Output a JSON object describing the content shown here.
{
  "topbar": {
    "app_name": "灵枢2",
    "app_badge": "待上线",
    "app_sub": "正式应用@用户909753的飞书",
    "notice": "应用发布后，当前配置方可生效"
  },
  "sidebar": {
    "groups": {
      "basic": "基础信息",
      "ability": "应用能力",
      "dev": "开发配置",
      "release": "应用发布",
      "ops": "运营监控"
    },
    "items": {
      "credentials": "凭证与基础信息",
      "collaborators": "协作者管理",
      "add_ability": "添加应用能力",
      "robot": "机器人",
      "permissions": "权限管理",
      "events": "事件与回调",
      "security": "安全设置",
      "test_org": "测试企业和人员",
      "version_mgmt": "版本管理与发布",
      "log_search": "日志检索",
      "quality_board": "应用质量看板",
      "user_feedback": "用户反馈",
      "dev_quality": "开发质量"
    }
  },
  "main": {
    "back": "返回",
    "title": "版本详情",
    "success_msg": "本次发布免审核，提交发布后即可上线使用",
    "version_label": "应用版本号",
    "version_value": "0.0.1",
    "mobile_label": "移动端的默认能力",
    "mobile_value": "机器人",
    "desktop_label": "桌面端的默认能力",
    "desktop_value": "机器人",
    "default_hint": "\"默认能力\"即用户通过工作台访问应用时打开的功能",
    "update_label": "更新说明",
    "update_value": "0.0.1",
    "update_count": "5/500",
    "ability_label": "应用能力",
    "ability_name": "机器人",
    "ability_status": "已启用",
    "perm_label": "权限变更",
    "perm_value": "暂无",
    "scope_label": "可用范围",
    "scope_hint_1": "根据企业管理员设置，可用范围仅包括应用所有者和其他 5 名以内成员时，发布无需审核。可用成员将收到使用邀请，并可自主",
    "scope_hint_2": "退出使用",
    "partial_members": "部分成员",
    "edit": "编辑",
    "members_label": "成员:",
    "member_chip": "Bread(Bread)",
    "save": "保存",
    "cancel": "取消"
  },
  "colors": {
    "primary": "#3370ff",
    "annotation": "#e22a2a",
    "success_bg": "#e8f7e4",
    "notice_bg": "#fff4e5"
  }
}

-------

Objective: Return all of the entries word for word.

Answer to the task:
Output a JSON object describing the content shown here.
{
  "topbar": {
    "app_name": "灵枢2",
    "app_badge": "待上线",
    "app_sub": "正式应用@用户909753的飞书",
    "notice": "应用发布后，当前配置方可生效"
  },
  "sidebar": {
    "groups": {
      "basic": "基础信息",
      "ability": "应用能力",
      "dev": "开发配置",
      "release": "应用发布",
      "ops": "运营监控"
    },
    "items": {
      "credentials": "凭证与基础信息",
      "collaborators": "协作者管理",
      "add_ability": "添加应用能力",
      "robot": "机器人",
      "permissions": "权限管理",
      "events": "事件与回调",
      "security": "安全设置",
      "test_org": "测试企业和人员",
      "version_mgmt": "版本管理与发布",
      "log_search": "日志检索",
      "quality_board": "应用质量看板",
      "user_feedback": "用户反馈",
      "dev_quality": "开发质量"
    }
  },
  "main": {
    "back": "返回",
    "title": "版本详情",
    "success_msg": "本次发布免审核，提交发布后即可上线使用",
    "version_label": "应用版本号",
    "version_value": "0.0.1",
    "mobile_label": "移动端的默认能力",
    "mobile_value": "机器人",
    "desktop_label": "桌面端的默认能力",
    "desktop_value": "机器人",
    "default_hint": "\"默认能力\"即用户通过工作台访问应用时打开的功能",
    "update_label": "更新说明",
    "update_value": "0.0.1",
    "update_count": "5/500",
    "ability_label": "应用能力",
    "ability_name": "机器人",
    "ability_status": "已启用",
    "perm_label": "权限变更",
    "perm_value": "暂无",
    "scope_label": "可用范围",
    "scope_hint_1": "根据企业管理员设置，可用范围仅包括应用所有者和其他 5 名以内成员时，发布无需审核。可用成员将收到使用邀请，并可自主",
    "scope_hint_2": "退出使用",
    "partial_members": "部分成员",
    "edit": "编辑",
    "members_label": "成员:",
    "member_chip": "Bread(Bread)",
    "save": "保存",
    "cancel": "取消"
  },
  "colors": {
    "primary": "#3370ff",
    "annotation": "#e22a2a",
    "success_bg": "#e8f7e4",
    "notice_bg": "#fff4e5"
  }
}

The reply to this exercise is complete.